---------- Supplied data

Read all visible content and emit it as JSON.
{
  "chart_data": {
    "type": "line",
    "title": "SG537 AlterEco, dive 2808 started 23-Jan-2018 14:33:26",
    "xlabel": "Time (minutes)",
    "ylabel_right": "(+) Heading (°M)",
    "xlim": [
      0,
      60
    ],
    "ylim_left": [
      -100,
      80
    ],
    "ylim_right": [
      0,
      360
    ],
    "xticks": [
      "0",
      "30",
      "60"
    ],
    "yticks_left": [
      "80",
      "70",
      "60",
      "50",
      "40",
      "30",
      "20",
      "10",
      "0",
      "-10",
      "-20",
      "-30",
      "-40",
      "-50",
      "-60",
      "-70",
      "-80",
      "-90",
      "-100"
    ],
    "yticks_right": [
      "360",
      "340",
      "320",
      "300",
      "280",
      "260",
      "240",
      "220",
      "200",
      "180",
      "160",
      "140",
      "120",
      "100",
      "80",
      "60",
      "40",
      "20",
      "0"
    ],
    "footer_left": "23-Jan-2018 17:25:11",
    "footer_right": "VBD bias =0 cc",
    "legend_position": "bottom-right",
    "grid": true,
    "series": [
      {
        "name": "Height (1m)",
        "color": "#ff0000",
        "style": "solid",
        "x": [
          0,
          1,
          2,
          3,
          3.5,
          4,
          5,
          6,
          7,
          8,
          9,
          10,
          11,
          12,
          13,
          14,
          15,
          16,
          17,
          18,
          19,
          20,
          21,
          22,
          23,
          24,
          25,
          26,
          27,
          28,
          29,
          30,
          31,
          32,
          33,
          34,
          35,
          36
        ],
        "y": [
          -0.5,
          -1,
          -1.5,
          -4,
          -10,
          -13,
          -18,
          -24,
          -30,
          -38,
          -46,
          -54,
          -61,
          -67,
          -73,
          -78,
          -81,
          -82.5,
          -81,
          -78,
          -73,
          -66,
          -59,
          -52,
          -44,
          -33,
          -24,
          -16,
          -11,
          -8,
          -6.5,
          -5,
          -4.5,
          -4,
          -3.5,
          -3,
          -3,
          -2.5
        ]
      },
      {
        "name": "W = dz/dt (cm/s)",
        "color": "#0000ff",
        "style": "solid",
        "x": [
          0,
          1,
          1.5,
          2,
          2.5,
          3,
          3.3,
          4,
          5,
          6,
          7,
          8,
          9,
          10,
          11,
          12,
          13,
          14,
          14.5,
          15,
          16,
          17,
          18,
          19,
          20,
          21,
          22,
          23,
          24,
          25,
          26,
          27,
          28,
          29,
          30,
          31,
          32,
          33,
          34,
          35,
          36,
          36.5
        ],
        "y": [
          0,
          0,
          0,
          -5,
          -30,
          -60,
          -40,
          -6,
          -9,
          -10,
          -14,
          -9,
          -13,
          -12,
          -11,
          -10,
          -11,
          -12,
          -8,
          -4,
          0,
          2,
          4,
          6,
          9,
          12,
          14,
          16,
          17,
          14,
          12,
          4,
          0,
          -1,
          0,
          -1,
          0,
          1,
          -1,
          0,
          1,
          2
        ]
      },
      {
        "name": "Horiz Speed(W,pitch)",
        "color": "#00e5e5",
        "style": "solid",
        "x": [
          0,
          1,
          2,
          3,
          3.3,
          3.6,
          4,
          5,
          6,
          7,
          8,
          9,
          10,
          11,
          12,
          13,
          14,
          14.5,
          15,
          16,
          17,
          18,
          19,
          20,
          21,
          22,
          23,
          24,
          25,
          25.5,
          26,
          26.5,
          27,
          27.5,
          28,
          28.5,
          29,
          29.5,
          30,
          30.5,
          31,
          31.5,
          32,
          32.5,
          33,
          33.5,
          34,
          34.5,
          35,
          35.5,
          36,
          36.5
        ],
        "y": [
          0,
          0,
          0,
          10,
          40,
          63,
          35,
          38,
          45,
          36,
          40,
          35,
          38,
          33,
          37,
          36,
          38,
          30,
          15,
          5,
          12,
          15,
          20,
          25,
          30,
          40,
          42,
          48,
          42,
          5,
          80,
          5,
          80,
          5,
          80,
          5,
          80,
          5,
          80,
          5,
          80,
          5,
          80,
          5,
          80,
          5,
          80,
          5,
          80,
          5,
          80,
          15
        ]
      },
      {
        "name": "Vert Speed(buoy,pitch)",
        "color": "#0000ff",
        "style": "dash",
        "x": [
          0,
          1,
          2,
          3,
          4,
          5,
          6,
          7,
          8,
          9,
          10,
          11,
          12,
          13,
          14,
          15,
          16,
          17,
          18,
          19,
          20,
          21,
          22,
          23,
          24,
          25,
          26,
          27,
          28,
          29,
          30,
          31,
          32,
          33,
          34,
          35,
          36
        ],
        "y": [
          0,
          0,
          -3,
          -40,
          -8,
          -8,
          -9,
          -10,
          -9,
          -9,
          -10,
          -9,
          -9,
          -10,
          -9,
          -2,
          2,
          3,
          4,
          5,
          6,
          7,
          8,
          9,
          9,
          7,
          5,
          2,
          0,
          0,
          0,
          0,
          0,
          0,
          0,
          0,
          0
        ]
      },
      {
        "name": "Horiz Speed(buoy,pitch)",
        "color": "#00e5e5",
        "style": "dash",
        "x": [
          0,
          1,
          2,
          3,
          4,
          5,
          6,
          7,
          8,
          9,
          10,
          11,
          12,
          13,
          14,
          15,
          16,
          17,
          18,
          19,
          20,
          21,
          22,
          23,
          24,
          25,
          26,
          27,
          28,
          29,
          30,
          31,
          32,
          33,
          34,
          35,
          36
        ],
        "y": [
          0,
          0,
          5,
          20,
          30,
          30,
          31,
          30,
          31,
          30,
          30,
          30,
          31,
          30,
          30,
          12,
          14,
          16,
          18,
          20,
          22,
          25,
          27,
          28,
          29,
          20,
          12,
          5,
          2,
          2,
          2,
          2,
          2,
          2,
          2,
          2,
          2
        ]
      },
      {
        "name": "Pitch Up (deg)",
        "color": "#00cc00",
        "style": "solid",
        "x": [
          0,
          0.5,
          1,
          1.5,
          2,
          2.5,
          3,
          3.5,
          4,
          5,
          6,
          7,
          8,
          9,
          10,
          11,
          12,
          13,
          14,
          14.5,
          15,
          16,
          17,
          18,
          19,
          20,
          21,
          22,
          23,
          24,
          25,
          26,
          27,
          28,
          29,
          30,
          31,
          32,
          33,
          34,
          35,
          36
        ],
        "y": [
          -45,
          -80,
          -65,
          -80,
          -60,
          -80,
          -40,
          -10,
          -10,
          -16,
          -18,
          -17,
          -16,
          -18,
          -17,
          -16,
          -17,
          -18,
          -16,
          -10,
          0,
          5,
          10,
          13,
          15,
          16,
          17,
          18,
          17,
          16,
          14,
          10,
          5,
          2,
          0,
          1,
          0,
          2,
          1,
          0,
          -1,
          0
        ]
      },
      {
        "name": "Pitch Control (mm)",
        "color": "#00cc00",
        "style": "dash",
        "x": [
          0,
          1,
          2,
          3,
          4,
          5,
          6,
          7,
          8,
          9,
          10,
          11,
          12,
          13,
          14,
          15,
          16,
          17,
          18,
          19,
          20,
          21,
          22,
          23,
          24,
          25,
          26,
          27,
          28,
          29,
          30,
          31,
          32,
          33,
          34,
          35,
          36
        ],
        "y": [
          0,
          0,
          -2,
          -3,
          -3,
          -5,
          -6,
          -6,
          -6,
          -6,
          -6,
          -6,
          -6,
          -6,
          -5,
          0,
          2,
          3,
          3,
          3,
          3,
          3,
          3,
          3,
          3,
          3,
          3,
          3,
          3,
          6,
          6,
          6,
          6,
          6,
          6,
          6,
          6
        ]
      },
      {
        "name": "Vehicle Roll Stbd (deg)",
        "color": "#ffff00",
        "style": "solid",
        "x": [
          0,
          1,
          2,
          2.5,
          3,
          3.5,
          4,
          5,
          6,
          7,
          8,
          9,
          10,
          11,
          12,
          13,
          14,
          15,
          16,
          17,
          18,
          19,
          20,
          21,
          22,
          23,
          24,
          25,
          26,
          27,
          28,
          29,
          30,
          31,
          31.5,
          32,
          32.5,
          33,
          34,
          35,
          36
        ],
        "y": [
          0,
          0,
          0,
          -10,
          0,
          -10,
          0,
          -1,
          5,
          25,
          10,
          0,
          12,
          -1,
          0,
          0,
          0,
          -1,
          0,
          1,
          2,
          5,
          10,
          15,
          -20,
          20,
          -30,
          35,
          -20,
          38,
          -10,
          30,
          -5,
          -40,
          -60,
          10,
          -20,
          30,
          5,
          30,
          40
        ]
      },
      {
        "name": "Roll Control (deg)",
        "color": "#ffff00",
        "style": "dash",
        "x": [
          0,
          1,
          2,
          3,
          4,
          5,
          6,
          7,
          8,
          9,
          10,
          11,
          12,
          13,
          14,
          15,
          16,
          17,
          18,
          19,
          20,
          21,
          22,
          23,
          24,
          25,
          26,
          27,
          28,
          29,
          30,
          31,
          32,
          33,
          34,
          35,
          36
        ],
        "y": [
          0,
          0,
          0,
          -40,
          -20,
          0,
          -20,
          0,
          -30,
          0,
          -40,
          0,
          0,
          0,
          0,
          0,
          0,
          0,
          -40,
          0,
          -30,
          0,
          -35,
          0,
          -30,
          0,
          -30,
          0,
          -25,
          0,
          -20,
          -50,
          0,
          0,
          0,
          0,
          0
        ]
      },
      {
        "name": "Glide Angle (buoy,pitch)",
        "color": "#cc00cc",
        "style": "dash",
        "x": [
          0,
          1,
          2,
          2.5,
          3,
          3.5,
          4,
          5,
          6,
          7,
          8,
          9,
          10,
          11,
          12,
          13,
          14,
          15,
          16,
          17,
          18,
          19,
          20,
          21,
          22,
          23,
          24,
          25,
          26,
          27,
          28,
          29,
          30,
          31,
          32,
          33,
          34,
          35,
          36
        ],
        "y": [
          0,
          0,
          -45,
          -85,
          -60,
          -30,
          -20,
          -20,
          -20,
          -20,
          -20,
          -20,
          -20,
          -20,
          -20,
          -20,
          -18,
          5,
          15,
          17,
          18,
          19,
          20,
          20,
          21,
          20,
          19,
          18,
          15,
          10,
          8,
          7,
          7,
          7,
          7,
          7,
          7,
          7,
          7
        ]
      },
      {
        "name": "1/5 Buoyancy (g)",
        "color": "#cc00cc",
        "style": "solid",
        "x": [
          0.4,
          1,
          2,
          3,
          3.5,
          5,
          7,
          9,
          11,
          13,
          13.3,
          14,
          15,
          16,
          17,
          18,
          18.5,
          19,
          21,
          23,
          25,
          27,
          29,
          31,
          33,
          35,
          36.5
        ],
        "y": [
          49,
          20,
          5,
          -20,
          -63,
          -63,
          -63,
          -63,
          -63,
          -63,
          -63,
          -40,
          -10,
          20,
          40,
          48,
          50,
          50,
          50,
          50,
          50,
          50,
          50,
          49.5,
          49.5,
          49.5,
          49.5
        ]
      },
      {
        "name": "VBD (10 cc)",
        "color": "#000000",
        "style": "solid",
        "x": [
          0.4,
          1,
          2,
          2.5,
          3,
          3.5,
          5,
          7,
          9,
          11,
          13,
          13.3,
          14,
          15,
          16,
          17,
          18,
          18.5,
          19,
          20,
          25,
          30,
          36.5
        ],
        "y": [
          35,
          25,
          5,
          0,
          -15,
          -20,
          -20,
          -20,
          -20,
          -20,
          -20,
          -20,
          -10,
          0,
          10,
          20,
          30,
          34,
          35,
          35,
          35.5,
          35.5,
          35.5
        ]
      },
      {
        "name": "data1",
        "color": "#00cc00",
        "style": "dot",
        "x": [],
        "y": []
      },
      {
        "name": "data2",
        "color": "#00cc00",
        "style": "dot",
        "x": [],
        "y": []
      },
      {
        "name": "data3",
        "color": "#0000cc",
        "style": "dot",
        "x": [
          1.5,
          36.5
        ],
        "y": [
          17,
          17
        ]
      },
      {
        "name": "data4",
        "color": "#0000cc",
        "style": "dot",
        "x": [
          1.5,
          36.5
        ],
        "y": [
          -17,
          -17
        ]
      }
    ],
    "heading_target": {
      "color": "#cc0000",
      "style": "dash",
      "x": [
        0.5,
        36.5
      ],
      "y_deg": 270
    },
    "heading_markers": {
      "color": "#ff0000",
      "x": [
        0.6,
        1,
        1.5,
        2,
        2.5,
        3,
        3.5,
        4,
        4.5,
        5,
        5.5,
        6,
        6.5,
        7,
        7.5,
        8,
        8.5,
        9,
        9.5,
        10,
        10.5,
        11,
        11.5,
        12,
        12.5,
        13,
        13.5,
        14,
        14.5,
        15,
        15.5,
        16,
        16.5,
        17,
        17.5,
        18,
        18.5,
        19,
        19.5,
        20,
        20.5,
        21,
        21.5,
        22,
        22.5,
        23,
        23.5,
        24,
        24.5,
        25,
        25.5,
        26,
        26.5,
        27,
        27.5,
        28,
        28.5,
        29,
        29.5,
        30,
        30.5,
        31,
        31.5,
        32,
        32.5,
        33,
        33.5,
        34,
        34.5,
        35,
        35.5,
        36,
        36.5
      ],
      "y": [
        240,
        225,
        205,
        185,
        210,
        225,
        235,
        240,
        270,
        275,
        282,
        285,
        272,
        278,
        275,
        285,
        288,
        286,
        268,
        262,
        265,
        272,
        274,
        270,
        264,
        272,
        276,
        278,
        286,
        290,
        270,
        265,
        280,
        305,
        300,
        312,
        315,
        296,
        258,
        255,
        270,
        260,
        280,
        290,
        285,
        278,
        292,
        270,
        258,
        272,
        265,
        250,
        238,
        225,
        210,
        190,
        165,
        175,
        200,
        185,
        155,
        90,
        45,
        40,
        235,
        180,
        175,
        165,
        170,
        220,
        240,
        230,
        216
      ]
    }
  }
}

--------------------

Set task
A number is the only answer here: how many lines of the material above contain "Speed"?

Completed exercise
3